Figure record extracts
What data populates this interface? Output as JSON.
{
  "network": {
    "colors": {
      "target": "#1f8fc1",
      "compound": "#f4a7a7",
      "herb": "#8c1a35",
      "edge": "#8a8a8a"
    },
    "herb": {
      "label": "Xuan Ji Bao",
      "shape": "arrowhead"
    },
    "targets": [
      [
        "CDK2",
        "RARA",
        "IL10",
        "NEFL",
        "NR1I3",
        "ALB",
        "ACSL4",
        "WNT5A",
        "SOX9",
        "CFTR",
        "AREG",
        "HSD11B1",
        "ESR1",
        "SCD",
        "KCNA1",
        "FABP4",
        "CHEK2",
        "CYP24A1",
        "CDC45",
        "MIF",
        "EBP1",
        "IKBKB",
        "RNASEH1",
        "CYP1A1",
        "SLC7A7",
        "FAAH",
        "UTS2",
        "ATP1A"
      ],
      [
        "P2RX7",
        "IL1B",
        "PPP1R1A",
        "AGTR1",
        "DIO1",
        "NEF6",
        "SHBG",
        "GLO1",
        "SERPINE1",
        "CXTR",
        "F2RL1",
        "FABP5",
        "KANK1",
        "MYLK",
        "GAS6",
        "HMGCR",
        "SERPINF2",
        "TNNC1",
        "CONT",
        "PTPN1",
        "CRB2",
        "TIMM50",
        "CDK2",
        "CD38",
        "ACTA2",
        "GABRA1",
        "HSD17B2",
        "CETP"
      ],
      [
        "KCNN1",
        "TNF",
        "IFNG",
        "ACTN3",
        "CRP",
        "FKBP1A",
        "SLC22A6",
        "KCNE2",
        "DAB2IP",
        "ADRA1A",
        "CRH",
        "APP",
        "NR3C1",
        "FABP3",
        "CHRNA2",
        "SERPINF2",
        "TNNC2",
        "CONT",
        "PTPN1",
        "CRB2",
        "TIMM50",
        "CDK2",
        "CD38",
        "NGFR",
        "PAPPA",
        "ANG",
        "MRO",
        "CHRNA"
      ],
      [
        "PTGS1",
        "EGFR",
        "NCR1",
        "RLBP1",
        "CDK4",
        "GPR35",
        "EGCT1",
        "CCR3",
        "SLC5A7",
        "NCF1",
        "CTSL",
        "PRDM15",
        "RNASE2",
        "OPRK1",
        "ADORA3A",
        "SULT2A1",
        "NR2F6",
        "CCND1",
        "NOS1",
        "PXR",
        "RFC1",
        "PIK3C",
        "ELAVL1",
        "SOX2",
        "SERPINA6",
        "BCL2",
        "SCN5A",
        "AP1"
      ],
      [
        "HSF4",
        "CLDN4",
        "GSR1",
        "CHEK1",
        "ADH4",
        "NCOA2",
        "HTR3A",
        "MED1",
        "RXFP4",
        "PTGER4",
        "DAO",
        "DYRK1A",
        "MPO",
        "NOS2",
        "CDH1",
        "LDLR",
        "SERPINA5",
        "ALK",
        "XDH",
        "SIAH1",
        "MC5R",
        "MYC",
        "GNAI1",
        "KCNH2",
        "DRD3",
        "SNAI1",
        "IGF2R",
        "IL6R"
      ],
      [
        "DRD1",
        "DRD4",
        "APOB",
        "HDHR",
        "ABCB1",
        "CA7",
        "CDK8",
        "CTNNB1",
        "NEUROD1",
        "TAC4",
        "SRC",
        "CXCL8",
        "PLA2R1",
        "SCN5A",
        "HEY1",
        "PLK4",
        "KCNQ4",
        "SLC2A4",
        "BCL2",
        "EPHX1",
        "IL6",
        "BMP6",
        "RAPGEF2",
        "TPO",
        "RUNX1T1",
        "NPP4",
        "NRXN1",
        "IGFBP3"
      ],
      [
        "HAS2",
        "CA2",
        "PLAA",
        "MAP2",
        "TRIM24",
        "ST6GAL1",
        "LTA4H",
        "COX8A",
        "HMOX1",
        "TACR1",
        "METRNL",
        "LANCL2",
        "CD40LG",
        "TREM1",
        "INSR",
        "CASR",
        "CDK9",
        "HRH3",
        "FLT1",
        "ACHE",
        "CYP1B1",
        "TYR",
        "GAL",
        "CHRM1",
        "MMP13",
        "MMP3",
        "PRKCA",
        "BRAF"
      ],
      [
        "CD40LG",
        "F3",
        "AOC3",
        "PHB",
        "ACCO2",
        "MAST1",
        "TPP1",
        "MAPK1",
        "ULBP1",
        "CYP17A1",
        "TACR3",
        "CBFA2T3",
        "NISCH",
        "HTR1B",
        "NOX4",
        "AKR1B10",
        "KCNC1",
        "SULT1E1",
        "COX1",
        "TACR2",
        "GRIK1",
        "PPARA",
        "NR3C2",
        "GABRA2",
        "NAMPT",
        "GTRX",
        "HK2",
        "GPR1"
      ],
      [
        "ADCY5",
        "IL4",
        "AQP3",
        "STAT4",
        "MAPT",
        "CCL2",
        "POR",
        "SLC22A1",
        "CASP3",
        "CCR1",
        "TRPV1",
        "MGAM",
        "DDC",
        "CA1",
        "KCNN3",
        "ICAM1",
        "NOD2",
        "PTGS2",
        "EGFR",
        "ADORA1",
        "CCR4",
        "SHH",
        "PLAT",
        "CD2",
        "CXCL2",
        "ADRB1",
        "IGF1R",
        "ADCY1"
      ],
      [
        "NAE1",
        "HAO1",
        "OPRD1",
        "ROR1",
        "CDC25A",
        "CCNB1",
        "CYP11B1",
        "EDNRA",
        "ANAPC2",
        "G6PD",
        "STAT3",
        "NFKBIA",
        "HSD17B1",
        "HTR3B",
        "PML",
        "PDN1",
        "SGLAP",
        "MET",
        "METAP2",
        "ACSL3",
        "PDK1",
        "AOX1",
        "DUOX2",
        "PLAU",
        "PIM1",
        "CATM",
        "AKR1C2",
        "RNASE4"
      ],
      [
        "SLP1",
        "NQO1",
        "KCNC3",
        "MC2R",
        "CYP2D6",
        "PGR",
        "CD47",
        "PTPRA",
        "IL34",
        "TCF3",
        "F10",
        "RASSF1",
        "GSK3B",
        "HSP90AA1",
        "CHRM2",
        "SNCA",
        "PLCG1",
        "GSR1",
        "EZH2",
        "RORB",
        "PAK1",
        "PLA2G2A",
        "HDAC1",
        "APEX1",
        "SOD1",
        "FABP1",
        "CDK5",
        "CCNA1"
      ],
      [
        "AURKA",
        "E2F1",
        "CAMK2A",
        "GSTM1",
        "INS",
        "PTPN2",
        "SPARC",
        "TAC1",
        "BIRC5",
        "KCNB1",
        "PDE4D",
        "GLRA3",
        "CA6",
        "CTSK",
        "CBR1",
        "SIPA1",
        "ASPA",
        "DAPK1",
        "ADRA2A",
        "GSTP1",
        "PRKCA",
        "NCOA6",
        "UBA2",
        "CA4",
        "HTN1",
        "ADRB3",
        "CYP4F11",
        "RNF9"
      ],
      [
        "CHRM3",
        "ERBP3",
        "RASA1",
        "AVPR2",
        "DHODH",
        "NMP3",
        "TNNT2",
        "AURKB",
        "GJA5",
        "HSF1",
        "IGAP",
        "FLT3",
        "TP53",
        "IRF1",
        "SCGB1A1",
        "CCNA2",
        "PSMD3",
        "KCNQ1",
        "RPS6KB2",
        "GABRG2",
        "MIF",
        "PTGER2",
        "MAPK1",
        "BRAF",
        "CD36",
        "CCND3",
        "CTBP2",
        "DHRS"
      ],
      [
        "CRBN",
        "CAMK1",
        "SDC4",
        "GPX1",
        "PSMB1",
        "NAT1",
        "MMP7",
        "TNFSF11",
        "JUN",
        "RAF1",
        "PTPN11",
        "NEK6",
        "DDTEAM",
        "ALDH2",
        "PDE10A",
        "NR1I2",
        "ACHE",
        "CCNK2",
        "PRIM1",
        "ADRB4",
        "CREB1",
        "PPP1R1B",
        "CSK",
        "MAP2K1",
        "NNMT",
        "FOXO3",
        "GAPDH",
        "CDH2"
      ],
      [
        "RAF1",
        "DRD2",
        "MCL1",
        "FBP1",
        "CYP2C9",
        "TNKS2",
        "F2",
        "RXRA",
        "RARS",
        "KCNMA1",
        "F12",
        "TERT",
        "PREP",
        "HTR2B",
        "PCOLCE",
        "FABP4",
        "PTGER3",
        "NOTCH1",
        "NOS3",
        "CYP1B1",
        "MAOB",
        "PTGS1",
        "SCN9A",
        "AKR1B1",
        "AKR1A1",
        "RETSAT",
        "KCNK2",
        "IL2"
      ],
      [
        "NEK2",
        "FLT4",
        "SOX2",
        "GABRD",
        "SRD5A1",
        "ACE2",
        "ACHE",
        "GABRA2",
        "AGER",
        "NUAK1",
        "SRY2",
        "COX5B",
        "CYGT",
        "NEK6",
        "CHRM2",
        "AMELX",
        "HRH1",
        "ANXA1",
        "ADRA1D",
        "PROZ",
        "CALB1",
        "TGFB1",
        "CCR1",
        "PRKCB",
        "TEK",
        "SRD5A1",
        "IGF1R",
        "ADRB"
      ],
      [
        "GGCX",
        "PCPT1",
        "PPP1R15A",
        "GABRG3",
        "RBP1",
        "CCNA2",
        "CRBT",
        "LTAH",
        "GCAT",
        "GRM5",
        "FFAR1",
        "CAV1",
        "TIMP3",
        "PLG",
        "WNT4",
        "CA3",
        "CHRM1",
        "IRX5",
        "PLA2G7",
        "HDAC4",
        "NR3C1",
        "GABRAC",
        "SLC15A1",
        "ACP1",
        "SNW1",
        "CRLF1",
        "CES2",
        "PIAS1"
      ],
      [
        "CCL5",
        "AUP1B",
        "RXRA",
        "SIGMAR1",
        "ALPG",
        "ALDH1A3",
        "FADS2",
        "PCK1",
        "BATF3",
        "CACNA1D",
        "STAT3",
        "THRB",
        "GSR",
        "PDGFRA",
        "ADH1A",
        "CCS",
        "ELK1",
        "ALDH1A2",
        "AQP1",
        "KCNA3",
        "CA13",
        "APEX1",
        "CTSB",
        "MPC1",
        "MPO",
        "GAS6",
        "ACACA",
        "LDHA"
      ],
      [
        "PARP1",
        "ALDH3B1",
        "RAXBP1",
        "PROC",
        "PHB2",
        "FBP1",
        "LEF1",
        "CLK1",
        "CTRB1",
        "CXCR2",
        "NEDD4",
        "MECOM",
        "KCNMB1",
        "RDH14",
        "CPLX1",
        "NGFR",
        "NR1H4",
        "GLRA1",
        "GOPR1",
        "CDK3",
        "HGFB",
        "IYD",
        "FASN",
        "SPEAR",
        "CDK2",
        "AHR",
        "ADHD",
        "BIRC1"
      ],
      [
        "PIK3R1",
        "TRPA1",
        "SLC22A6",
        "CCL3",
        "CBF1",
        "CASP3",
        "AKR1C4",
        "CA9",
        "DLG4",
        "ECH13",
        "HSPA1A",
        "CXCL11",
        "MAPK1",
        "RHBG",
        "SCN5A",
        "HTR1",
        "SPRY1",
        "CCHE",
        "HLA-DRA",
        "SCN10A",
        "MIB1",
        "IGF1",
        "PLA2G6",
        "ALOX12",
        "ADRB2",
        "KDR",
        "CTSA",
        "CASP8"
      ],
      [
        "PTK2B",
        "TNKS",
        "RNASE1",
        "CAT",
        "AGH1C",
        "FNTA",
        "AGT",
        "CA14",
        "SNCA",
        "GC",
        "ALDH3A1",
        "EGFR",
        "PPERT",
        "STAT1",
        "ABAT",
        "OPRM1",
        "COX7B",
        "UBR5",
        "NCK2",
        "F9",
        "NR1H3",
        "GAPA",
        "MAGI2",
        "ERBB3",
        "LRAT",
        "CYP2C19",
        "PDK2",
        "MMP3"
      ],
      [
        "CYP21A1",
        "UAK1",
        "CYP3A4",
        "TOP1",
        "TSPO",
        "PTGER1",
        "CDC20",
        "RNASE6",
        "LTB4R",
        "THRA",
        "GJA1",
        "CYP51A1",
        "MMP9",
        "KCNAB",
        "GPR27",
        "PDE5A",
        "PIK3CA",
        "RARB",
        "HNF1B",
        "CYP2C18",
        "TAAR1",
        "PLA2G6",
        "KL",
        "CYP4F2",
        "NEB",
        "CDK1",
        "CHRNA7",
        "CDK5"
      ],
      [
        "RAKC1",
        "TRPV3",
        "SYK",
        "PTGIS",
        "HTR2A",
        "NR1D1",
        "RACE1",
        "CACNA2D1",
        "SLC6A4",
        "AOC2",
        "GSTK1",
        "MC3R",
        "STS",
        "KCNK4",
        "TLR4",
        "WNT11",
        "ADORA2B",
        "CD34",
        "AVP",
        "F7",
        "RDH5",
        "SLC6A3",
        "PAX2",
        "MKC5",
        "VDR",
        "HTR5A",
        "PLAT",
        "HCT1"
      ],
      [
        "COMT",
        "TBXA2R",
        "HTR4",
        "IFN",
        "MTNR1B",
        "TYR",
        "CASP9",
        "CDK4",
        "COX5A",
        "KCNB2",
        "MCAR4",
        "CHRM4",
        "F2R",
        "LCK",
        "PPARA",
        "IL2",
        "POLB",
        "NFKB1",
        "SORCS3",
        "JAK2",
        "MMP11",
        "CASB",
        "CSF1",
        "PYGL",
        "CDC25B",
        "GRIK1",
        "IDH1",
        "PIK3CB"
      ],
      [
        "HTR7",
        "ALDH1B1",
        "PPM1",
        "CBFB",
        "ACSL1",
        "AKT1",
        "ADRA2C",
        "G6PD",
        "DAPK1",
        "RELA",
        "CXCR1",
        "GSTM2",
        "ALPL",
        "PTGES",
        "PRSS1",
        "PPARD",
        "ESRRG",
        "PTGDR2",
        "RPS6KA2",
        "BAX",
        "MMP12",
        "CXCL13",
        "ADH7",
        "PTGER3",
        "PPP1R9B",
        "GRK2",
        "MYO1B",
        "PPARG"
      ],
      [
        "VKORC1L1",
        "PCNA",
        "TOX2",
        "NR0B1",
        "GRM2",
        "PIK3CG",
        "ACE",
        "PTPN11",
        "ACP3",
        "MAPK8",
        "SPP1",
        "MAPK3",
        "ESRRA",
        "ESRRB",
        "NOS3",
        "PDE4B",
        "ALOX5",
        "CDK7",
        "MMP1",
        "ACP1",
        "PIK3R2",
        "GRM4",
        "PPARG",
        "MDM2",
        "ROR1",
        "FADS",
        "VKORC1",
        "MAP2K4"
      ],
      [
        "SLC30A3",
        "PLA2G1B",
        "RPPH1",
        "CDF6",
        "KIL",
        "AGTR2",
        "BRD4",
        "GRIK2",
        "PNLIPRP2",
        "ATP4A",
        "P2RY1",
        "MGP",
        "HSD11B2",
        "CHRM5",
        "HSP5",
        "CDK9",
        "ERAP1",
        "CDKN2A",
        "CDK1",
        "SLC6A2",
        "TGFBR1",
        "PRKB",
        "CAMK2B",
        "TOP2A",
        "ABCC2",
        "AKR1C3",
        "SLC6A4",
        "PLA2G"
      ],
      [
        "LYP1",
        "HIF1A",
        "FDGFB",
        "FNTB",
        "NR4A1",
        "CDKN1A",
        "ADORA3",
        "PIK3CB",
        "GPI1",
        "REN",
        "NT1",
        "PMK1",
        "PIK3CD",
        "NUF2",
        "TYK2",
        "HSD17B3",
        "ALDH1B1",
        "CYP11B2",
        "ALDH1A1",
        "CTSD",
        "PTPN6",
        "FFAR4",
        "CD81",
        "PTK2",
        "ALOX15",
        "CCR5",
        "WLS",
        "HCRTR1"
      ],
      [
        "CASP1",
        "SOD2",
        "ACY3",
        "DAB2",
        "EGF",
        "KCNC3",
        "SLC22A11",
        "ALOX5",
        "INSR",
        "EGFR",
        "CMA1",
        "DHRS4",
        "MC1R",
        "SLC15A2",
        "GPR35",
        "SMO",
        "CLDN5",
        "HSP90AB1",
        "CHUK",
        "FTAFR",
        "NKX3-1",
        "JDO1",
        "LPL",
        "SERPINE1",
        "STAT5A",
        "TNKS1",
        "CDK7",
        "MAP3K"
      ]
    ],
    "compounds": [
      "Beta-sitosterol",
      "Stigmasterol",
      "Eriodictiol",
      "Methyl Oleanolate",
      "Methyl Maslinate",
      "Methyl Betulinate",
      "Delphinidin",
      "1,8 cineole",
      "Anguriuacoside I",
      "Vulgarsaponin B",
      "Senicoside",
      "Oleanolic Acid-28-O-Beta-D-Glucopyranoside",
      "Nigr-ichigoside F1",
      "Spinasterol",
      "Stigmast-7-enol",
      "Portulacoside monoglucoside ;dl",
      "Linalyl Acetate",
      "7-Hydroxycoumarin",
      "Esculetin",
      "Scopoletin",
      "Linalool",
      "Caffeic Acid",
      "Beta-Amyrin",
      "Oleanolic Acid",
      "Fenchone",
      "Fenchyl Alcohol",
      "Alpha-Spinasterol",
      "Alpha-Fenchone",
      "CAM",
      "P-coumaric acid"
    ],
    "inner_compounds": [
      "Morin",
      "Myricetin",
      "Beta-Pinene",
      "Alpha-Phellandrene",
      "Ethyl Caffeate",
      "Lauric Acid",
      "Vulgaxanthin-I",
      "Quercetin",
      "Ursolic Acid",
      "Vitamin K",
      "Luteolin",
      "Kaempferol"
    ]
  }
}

WORK TO BE COMPLETED ->
Report only the number of lines in the records that include the word "Oleanolic".

WRITTEN RESPONSE ->
2